- _Given problem_
Pick every line with "xlabel" from the material below.

[Figure content listings]
+--
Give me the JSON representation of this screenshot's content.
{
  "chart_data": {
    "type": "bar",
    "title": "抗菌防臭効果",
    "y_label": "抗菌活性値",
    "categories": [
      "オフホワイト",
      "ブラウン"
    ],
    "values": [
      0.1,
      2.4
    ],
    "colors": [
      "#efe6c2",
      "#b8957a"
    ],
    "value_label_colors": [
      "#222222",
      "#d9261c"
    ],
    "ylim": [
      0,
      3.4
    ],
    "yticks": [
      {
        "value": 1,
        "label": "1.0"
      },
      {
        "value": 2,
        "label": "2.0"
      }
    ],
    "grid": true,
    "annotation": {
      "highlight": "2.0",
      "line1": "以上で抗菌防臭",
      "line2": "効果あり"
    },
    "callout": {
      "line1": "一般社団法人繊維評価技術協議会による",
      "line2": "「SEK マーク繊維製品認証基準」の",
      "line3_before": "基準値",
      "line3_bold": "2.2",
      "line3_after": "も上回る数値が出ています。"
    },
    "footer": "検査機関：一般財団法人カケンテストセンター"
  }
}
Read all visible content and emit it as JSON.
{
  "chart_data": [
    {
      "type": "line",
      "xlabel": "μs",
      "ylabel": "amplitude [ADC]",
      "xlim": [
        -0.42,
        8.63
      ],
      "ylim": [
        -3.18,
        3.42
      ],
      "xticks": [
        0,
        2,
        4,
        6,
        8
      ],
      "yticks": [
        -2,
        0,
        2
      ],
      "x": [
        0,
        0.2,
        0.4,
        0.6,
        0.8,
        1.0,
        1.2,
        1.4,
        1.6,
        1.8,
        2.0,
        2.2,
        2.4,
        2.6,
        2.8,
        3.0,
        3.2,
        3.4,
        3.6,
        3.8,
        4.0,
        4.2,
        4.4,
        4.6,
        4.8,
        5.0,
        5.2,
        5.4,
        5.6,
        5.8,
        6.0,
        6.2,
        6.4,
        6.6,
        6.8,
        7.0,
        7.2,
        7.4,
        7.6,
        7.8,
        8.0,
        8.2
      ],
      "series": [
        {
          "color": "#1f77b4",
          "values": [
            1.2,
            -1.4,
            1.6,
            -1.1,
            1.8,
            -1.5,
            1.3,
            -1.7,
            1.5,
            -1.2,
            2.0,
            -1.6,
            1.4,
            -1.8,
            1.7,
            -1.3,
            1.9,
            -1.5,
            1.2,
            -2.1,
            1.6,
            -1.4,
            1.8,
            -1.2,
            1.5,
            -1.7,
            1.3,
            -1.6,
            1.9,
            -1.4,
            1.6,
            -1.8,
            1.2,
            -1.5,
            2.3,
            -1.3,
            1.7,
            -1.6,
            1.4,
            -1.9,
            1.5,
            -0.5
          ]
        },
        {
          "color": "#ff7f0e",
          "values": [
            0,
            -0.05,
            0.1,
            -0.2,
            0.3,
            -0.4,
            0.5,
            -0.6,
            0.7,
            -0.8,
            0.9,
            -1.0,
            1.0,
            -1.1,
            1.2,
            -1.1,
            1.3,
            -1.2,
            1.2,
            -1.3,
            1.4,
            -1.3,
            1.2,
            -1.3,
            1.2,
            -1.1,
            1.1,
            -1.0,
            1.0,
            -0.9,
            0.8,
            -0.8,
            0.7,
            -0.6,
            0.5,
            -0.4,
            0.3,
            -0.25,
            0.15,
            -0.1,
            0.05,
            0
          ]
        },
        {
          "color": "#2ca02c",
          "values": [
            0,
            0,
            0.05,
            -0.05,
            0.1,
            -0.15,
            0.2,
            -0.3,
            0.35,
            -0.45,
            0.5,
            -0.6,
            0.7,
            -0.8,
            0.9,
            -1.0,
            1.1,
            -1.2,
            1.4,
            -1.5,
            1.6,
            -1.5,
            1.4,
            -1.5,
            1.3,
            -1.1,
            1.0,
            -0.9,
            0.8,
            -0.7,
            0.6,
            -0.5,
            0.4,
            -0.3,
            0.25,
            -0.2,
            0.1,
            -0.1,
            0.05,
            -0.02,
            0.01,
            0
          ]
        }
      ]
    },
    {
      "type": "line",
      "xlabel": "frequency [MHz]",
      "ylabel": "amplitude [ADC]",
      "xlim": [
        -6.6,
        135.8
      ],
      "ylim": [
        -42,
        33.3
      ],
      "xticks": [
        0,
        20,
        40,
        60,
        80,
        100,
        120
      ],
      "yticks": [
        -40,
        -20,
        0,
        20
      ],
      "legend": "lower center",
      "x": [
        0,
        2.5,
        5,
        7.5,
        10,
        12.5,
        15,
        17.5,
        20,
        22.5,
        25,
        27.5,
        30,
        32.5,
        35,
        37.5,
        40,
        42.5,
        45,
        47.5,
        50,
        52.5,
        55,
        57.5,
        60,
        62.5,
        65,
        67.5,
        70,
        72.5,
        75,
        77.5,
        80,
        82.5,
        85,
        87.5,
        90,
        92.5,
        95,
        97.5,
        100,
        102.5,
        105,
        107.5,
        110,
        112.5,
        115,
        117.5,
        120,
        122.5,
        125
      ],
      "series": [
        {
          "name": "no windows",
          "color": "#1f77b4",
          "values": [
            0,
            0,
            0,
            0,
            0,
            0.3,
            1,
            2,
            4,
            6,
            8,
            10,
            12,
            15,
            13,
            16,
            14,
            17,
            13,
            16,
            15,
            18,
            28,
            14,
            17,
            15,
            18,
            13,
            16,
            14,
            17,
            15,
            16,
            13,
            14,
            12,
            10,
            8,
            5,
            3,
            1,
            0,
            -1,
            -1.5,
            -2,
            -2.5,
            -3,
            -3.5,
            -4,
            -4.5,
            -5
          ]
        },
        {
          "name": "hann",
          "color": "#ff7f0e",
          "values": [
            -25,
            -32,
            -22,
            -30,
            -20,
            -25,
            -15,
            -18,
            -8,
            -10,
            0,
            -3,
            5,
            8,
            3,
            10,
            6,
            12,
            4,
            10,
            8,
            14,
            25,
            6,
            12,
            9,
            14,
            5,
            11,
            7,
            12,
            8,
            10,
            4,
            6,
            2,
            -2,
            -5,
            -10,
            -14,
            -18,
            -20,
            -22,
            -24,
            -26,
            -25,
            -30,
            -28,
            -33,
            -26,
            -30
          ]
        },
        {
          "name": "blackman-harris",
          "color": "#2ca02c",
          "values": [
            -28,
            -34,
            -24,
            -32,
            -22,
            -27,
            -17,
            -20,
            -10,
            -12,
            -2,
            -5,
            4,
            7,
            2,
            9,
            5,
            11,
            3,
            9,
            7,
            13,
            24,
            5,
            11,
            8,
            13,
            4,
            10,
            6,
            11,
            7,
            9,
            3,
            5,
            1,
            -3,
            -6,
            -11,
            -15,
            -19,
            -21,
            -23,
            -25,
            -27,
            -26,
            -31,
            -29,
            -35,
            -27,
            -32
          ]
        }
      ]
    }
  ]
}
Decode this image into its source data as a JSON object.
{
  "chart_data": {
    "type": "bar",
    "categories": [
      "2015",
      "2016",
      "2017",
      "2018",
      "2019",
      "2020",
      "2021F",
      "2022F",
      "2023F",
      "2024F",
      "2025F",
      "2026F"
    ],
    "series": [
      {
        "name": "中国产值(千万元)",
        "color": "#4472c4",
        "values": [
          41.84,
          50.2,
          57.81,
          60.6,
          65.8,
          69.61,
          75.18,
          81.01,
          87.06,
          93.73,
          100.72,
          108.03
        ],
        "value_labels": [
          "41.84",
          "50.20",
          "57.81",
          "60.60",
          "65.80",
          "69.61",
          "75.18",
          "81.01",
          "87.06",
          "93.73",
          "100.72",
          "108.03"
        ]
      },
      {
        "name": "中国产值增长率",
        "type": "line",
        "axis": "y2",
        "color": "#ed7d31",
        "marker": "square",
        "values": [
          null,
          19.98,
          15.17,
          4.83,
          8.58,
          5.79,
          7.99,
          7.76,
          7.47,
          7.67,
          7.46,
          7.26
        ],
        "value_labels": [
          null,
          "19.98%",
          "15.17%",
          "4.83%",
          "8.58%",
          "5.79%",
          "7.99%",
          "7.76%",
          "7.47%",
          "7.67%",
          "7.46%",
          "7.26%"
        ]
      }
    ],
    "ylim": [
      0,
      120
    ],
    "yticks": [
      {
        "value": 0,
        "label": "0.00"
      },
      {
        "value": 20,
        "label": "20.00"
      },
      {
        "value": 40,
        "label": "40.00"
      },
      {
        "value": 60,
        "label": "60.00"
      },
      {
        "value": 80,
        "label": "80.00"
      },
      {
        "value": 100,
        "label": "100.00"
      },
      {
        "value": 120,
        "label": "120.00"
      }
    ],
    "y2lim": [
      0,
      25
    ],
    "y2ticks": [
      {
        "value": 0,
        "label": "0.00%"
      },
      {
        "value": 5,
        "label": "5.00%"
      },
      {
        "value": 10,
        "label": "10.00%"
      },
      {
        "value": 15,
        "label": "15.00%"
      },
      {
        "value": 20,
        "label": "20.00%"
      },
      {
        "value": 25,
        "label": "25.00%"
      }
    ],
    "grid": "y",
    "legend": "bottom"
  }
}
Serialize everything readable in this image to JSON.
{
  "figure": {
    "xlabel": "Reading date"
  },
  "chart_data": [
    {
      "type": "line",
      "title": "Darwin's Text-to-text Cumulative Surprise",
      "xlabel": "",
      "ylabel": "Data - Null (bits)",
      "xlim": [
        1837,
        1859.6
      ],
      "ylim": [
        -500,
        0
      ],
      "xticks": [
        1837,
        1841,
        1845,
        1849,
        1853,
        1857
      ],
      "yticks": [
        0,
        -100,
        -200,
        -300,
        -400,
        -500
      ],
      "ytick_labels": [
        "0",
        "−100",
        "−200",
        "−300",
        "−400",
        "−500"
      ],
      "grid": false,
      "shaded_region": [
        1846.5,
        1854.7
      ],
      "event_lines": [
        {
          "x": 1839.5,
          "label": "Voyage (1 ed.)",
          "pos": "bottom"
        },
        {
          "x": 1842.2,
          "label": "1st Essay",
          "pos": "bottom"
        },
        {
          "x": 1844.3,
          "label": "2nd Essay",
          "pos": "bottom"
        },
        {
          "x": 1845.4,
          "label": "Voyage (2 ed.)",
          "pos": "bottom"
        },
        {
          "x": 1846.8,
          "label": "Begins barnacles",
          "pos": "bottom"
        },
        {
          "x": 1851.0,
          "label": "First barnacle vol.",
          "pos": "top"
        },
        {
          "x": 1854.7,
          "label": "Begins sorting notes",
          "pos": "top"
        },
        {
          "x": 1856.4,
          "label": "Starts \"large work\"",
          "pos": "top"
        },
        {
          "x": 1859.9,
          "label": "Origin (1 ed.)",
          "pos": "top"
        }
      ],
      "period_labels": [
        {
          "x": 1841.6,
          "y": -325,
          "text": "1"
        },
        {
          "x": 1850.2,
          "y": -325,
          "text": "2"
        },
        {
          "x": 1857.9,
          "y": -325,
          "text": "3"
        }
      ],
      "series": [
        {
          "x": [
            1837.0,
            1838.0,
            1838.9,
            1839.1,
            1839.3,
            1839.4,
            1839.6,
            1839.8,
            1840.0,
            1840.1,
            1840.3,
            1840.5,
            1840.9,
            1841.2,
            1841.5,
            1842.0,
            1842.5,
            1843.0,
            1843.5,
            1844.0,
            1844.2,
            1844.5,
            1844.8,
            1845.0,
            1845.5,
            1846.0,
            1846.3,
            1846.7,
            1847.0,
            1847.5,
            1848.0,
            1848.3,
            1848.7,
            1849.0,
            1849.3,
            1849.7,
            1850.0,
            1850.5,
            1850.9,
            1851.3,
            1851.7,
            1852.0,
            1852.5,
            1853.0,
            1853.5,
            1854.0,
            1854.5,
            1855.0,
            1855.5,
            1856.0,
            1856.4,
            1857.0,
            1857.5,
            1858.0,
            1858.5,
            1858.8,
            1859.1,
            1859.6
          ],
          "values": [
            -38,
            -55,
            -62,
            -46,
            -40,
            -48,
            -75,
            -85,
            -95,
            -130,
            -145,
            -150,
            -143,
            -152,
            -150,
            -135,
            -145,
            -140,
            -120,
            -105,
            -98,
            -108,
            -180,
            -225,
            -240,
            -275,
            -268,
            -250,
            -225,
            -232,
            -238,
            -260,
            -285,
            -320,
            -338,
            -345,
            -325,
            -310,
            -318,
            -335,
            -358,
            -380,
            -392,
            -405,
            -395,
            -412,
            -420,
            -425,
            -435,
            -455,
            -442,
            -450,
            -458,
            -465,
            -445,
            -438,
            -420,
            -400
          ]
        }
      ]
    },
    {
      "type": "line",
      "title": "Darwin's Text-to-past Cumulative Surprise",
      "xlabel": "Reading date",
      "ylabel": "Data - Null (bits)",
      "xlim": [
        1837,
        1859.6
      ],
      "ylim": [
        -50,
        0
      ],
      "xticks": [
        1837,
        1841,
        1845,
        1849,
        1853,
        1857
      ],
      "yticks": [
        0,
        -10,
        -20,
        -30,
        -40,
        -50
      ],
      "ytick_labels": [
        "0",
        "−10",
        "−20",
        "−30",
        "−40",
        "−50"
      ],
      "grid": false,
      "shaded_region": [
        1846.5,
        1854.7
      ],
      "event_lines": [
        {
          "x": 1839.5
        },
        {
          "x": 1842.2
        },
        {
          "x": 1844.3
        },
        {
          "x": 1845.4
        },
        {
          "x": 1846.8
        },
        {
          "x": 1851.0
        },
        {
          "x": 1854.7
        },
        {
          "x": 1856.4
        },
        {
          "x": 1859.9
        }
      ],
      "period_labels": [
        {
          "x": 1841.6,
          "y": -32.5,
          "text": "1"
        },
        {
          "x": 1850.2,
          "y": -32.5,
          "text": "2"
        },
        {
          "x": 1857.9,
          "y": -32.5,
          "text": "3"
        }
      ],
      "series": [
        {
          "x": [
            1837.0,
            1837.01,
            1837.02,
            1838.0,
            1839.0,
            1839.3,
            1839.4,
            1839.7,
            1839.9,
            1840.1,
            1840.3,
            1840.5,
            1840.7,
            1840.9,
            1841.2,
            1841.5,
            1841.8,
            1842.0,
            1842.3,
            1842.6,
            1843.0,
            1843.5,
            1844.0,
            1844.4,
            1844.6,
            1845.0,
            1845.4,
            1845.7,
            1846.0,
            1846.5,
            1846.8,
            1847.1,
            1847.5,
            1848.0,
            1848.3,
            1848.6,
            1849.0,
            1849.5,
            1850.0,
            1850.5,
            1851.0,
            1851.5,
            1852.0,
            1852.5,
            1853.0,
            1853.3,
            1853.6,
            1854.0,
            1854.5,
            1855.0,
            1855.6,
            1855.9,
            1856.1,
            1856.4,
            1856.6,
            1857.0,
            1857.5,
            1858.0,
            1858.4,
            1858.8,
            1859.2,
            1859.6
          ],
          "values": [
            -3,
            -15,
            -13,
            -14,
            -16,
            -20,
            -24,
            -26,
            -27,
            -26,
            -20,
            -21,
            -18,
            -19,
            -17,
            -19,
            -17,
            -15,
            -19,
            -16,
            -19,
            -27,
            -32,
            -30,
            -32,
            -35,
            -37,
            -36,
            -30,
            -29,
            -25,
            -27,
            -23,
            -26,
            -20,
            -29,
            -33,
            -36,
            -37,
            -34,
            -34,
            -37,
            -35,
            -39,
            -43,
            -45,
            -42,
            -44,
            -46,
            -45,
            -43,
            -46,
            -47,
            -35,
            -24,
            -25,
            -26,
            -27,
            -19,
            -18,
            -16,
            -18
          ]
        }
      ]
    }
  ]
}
+--
- _Expected answer_
      "xlabel": "μs",
      "xlabel": "frequency [MHz]",
    "xlabel": "Reading date"
      "xlabel": "",
      "xlabel": "Reading date",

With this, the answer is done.